Directions for this task
Here are some records; return them all exactly.

Stored records

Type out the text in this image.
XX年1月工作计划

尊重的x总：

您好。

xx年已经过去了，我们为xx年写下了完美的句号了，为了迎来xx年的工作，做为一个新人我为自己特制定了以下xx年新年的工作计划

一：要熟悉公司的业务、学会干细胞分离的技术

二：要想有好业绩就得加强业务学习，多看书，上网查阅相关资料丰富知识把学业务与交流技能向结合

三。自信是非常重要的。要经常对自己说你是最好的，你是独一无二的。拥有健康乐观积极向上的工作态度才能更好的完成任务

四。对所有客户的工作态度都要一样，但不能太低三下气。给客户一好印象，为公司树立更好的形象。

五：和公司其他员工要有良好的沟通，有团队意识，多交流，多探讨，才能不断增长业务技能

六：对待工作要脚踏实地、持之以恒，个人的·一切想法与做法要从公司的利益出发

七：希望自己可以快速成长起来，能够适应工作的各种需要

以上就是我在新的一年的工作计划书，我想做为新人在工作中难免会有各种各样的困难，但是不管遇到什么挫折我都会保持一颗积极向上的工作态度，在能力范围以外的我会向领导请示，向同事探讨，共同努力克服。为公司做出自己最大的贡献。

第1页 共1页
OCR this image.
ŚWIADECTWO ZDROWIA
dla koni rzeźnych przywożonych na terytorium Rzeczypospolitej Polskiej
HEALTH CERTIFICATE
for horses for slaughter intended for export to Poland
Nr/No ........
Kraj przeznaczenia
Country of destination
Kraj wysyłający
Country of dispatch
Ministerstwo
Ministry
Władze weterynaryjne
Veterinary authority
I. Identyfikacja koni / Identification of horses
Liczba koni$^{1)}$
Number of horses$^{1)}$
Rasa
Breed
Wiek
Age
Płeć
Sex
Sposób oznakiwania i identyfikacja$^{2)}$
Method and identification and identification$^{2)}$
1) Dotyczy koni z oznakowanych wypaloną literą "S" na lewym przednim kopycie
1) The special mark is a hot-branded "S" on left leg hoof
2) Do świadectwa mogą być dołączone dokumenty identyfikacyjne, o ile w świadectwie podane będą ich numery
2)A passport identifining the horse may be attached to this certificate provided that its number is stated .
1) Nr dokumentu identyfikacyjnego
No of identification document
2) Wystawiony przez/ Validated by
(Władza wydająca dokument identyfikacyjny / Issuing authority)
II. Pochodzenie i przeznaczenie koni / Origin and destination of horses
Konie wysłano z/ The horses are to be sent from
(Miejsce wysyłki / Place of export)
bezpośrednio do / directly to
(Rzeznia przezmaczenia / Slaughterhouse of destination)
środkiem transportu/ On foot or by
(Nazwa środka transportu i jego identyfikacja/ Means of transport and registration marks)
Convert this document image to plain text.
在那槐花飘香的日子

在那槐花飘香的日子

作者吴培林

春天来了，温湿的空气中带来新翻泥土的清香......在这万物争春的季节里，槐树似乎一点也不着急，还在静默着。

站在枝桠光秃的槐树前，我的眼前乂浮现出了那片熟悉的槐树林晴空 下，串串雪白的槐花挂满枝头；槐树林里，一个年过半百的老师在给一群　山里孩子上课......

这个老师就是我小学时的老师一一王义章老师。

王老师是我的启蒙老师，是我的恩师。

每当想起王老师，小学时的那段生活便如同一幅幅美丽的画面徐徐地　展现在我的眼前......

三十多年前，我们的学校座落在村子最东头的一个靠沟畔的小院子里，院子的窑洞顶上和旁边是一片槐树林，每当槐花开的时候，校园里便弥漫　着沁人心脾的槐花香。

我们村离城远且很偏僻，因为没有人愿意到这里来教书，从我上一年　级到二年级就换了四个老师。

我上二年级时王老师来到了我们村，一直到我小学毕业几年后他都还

Response for this exercise
Type out the text in this image.
XX年1月工作计划

尊重的x总：

您好。

xx年已经过去了，我们为xx年写下了完美的句号了，为了迎来xx年的工作，做为一个新人我为自己特制定了以下xx年新年的工作计划

一：要熟悉公司的业务、学会干细胞分离的技术

二：要想有好业绩就得加强业务学习，多看书，上网查阅相关资料丰富知识把学业务与交流技能向结合

三。自信是非常重要的。要经常对自己说你是最好的，你是独一无二的。拥有健康乐观积极向上的工作态度才能更好的完成任务

四。对所有客户的工作态度都要一样，但不能太低三下气。给客户一好印象，为公司树立更好的形象。

五：和公司其他员工要有良好的沟通，有团队意识，多交流，多探讨，才能不断增长业务技能

六：对待工作要脚踏实地、持之以恒，个人的·一切想法与做法要从公司的利益出发

七：希望自己可以快速成长起来，能够适应工作的各种需要

以上就是我在新的一年的工作计划书，我想做为新人在工作中难免会有各种各样的困难，但是不管遇到什么挫折我都会保持一颗积极向上的工作态度，在能力范围以外的我会向领导请示，向同事探讨，共同努力克服。为公司做出自己最大的贡献。

第1页 共1页
OCR this image.
ŚWIADECTWO ZDROWIA
dla koni rzeźnych przywożonych na terytorium Rzeczypospolitej Polskiej
HEALTH CERTIFICATE
for horses for slaughter intended for export to Poland
Nr/No ........
Kraj przeznaczenia
Country of destination
Kraj wysyłający
Country of dispatch
Ministerstwo
Ministry
Władze weterynaryjne
Veterinary authority
I. Identyfikacja koni / Identification of horses
Liczba koni$^{1)}$
Number of horses$^{1)}$
Rasa
Breed
Wiek
Age
Płeć
Sex
Sposób oznakiwania i identyfikacja$^{2)}$
Method and identification and identification$^{2)}$
1) Dotyczy koni z oznakowanych wypaloną literą "S" na lewym przednim kopycie
1) The special mark is a hot-branded "S" on left leg hoof
2) Do świadectwa mogą być dołączone dokumenty identyfikacyjne, o ile w świadectwie podane będą ich numery
2)A passport identifining the horse may be attached to this certificate provided that its number is stated .
1) Nr dokumentu identyfikacyjnego
No of identification document
2) Wystawiony przez/ Validated by
(Władza wydająca dokument identyfikacyjny / Issuing authority)
II. Pochodzenie i przeznaczenie koni / Origin and destination of horses
Konie wysłano z/ The horses are to be sent from
(Miejsce wysyłki / Place of export)
bezpośrednio do / directly to
(Rzeznia przezmaczenia / Slaughterhouse of destination)
środkiem transportu/ On foot or by
(Nazwa środka transportu i jego identyfikacja/ Means of transport and registration marks)
Convert this document image to plain text.
在那槐花飘香的日子

在那槐花飘香的日子

作者吴培林

春天来了，温湿的空气中带来新翻泥土的清香......在这万物争春的季节里，槐树似乎一点也不着急，还在静默着。

站在枝桠光秃的槐树前，我的眼前乂浮现出了那片熟悉的槐树林晴空 下，串串雪白的槐花挂满枝头；槐树林里，一个年过半百的老师在给一群　山里孩子上课......

这个老师就是我小学时的老师一一王义章老师。

王老师是我的启蒙老师，是我的恩师。

每当想起王老师，小学时的那段生活便如同一幅幅美丽的画面徐徐地　展现在我的眼前......

三十多年前，我们的学校座落在村子最东头的一个靠沟畔的小院子里，院子的窑洞顶上和旁边是一片槐树林，每当槐花开的时候，校园里便弥漫　着沁人心脾的槐花香。

我们村离城远且很偏僻，因为没有人愿意到这里来教书，从我上一年　级到二年级就换了四个老师。

我上二年级时王老师来到了我们村，一直到我小学毕业几年后他都还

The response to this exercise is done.